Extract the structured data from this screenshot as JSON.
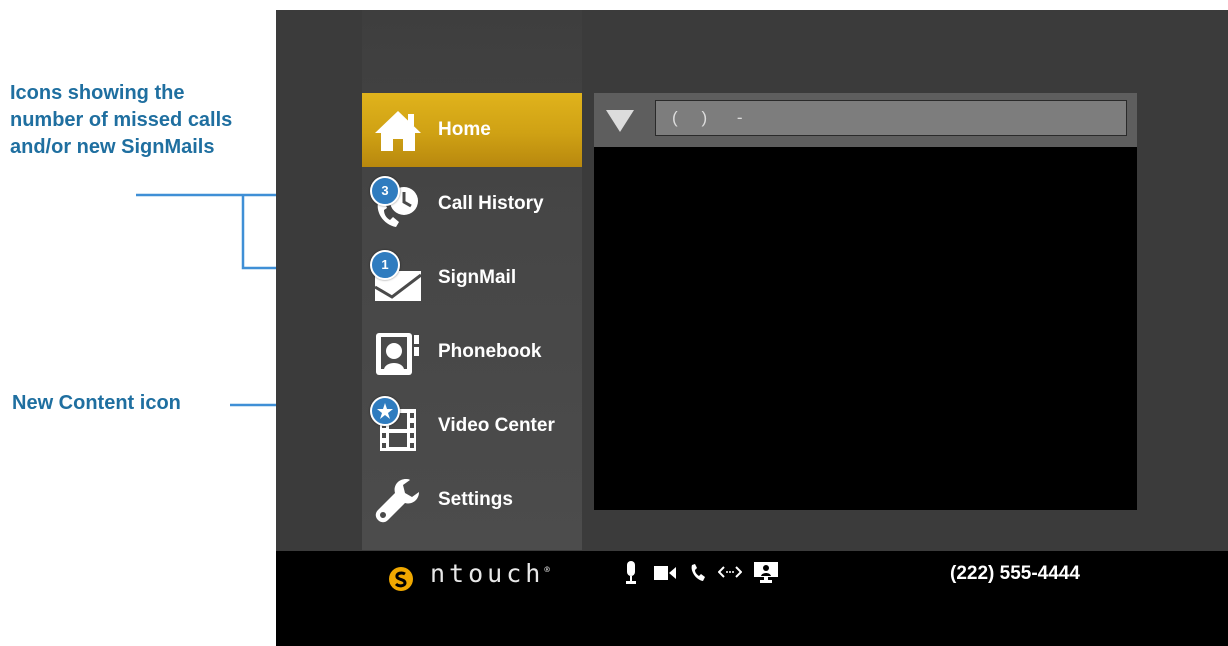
{
  "annotations": {
    "badges_note": "Icons showing the number of missed calls and/or new SignMails",
    "new_content_note": "New Content icon"
  },
  "menu": {
    "items": [
      {
        "label": "Home",
        "icon": "home-icon",
        "active": true
      },
      {
        "label": "Call History",
        "icon": "call-history-icon",
        "badge": "3"
      },
      {
        "label": "SignMail",
        "icon": "signmail-icon",
        "badge": "1"
      },
      {
        "label": "Phonebook",
        "icon": "phonebook-icon"
      },
      {
        "label": "Video Center",
        "icon": "video-center-icon",
        "badge_icon": "star-icon"
      },
      {
        "label": "Settings",
        "icon": "wrench-icon"
      }
    ]
  },
  "dial": {
    "value": "(    )     -",
    "toggle_icon": "triangle-down-icon"
  },
  "status_bar": {
    "brand": "ntouch",
    "brand_mark": "®",
    "icons": [
      "microphone-icon",
      "camera-icon",
      "phone-icon",
      "network-icon",
      "screen-share-icon"
    ],
    "phone_number": "(222) 555-4444"
  },
  "colors": {
    "active": "#d4a515",
    "annotation": "#1f6fa0",
    "arrow": "#3f8fd6",
    "badge": "#2f7cbf",
    "background": "#3b3b3b"
  }
}
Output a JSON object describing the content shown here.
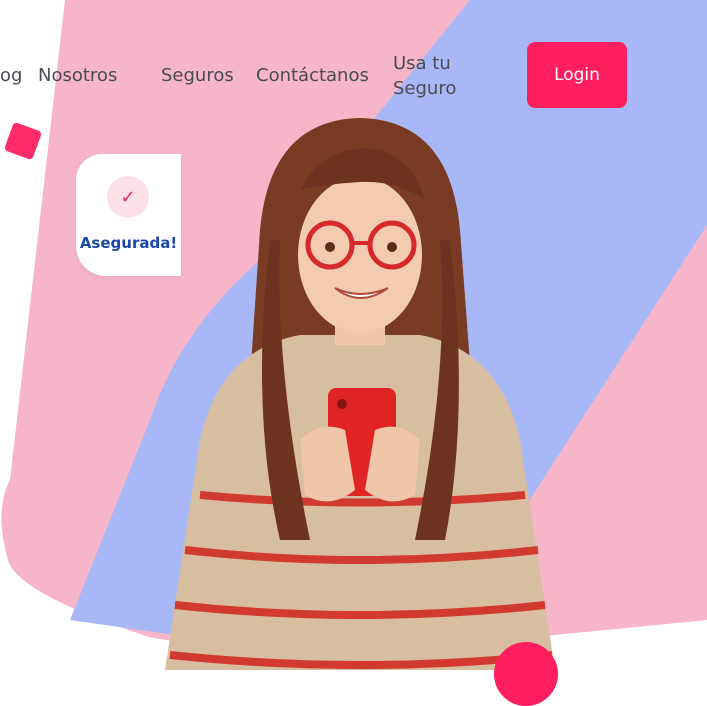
{
  "nav": {
    "items": [
      "og",
      "Nosotros",
      "Seguros",
      "Contáctanos",
      "Usa tu",
      "Seguro"
    ],
    "login_label": "Login"
  },
  "badge": {
    "label": "Asegurada!"
  },
  "colors": {
    "pink_bg": "#f6b5c8",
    "lavender_band": "#a8b8f7",
    "accent": "#ff1f5e",
    "badge_text": "#1b47a8"
  },
  "icons": [
    "check-icon"
  ]
}
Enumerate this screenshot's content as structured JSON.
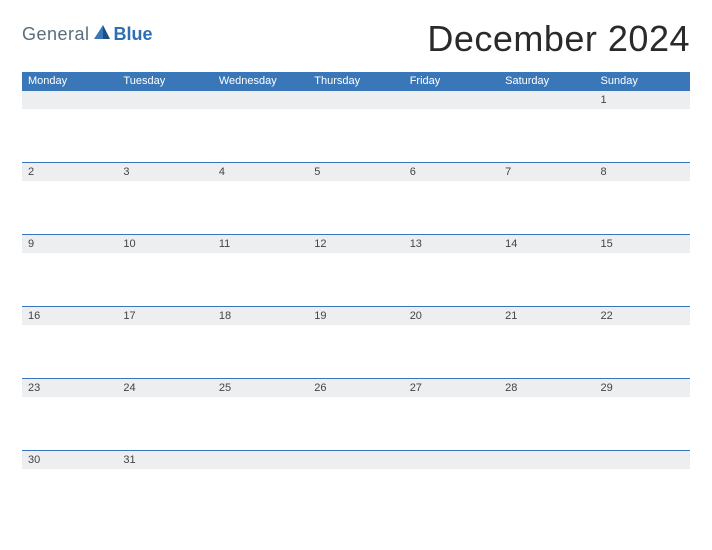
{
  "logo": {
    "part1": "General",
    "part2": "Blue"
  },
  "title": "December 2024",
  "colors": {
    "accent": "#3a77b8",
    "header_bg": "#3a77b8",
    "row_bg": "#eceef0"
  },
  "days": [
    "Monday",
    "Tuesday",
    "Wednesday",
    "Thursday",
    "Friday",
    "Saturday",
    "Sunday"
  ],
  "weeks": [
    [
      "",
      "",
      "",
      "",
      "",
      "",
      "1"
    ],
    [
      "2",
      "3",
      "4",
      "5",
      "6",
      "7",
      "8"
    ],
    [
      "9",
      "10",
      "11",
      "12",
      "13",
      "14",
      "15"
    ],
    [
      "16",
      "17",
      "18",
      "19",
      "20",
      "21",
      "22"
    ],
    [
      "23",
      "24",
      "25",
      "26",
      "27",
      "28",
      "29"
    ],
    [
      "30",
      "31",
      "",
      "",
      "",
      "",
      ""
    ]
  ]
}
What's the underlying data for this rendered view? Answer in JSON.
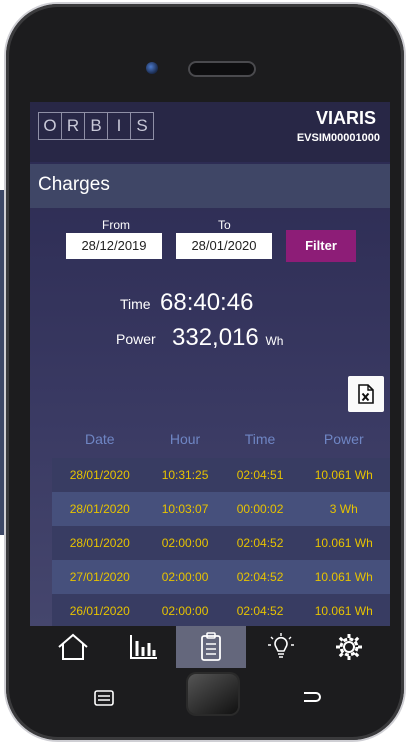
{
  "header": {
    "logo_letters": [
      "O",
      "R",
      "B",
      "I",
      "S"
    ],
    "brand": "VIARIS",
    "serial": "EVSIM00001000"
  },
  "page_title": "Charges",
  "filter": {
    "from_label": "From",
    "to_label": "To",
    "from_value": "28/12/2019",
    "to_value": "28/01/2020",
    "button_label": "Filter"
  },
  "summary": {
    "time_label": "Time",
    "time_value": "68:40:46",
    "power_label": "Power",
    "power_value": "332,016",
    "power_unit": "Wh"
  },
  "table": {
    "headers": [
      "Date",
      "Hour",
      "Time",
      "Power"
    ],
    "rows": [
      [
        "28/01/2020",
        "10:31:25",
        "02:04:51",
        "10.061 Wh"
      ],
      [
        "28/01/2020",
        "10:03:07",
        "00:00:02",
        "3 Wh"
      ],
      [
        "28/01/2020",
        "02:00:00",
        "02:04:52",
        "10.061 Wh"
      ],
      [
        "27/01/2020",
        "02:00:00",
        "02:04:52",
        "10.061 Wh"
      ],
      [
        "26/01/2020",
        "02:00:00",
        "02:04:52",
        "10.061 Wh"
      ]
    ]
  },
  "nav": [
    "home",
    "statistics",
    "charges",
    "lighting",
    "settings"
  ],
  "colors": {
    "accent": "#8d1d77",
    "table_value": "#e7c300",
    "table_header": "#6f86c4"
  }
}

Task details |
Give the entries again word for word, but skip the pictures.

Correct result |
Extract the structured data from this screenshot as JSON.
{
  "annotations": {
    "badges_note": "Icons showing the number of missed calls and/or new SignMails",
    "new_content_note": "New Content icon"
  },
  "menu": {
    "items": [
      {
        "label": "Home",
        "icon": "home-icon",
        "active": true
      },
      {
        "label": "Call History",
        "icon": "call-history-icon",
        "badge": "3"
      },
      {
        "label": "SignMail",
        "icon": "signmail-icon",
        "badge": "1"
      },
      {
        "label": "Phonebook",
        "icon": "phonebook-icon"
      },
      {
        "label": "Video Center",
        "icon": "video-center-icon",
        "badge_icon": "star-icon"
      },
      {
        "label": "Settings",
        "icon": "wrench-icon"
      }
    ]
  },
  "dial": {
    "value": "(    )     -",
    "toggle_icon": "triangle-down-icon"
  },
  "status_bar": {
    "brand": "ntouch",
    "brand_mark": "®",
    "icons": [
      "microphone-icon",
      "camera-icon",
      "phone-icon",
      "network-icon",
      "screen-share-icon"
    ],
    "phone_number": "(222) 555-4444"
  },
  "colors": {
    "active": "#d4a515",
    "annotation": "#1f6fa0",
    "arrow": "#3f8fd6",
    "badge": "#2f7cbf",
    "background": "#3b3b3b"
  }
}
Output a JSON object describing the content shown here.
{
  "nav": {
    "items": [
      "og",
      "Nosotros",
      "Seguros",
      "Contáctanos",
      "Usa tu",
      "Seguro"
    ],
    "login_label": "Login"
  },
  "badge": {
    "label": "Asegurada!"
  },
  "colors": {
    "pink_bg": "#f6b5c8",
    "lavender_band": "#a8b8f7",
    "accent": "#ff1f5e",
    "badge_text": "#1b47a8"
  },
  "icons": [
    "check-icon"
  ]
}
Enumerate this screenshot's content as structured JSON.
{
  "logo": {
    "part1": "General",
    "part2": "Blue"
  },
  "title": "December 2024",
  "colors": {
    "accent": "#3a77b8",
    "header_bg": "#3a77b8",
    "row_bg": "#eceef0"
  },
  "days": [
    "Monday",
    "Tuesday",
    "Wednesday",
    "Thursday",
    "Friday",
    "Saturday",
    "Sunday"
  ],
  "weeks": [
    [
      "",
      "",
      "",
      "",
      "",
      "",
      "1"
    ],
    [
      "2",
      "3",
      "4",
      "5",
      "6",
      "7",
      "8"
    ],
    [
      "9",
      "10",
      "11",
      "12",
      "13",
      "14",
      "15"
    ],
    [
      "16",
      "17",
      "18",
      "19",
      "20",
      "21",
      "22"
    ],
    [
      "23",
      "24",
      "25",
      "26",
      "27",
      "28",
      "29"
    ],
    [
      "30",
      "31",
      "",
      "",
      "",
      "",
      ""
    ]
  ]
}
What's the underlying data for this rendered view? Answer in JSON.
{
  "header": {
    "logo_letters": [
      "O",
      "R",
      "B",
      "I",
      "S"
    ],
    "brand": "VIARIS",
    "serial": "EVSIM00001000"
  },
  "page_title": "Charges",
  "filter": {
    "from_label": "From",
    "to_label": "To",
    "from_value": "28/12/2019",
    "to_value": "28/01/2020",
    "button_label": "Filter"
  },
  "summary": {
    "time_label": "Time",
    "time_value": "68:40:46",
    "power_label": "Power",
    "power_value": "332,016",
    "power_unit": "Wh"
  },
  "table": {
    "headers": [
      "Date",
      "Hour",
      "Time",
      "Power"
    ],
    "rows": [
      [
        "28/01/2020",
        "10:31:25",
        "02:04:51",
        "10.061 Wh"
      ],
      [
        "28/01/2020",
        "10:03:07",
        "00:00:02",
        "3 Wh"
      ],
      [
        "28/01/2020",
        "02:00:00",
        "02:04:52",
        "10.061 Wh"
      ],
      [
        "27/01/2020",
        "02:00:00",
        "02:04:52",
        "10.061 Wh"
      ],
      [
        "26/01/2020",
        "02:00:00",
        "02:04:52",
        "10.061 Wh"
      ]
    ]
  },
  "nav": [
    "home",
    "statistics",
    "charges",
    "lighting",
    "settings"
  ],
  "colors": {
    "accent": "#8d1d77",
    "table_value": "#e7c300",
    "table_header": "#6f86c4"
  }
}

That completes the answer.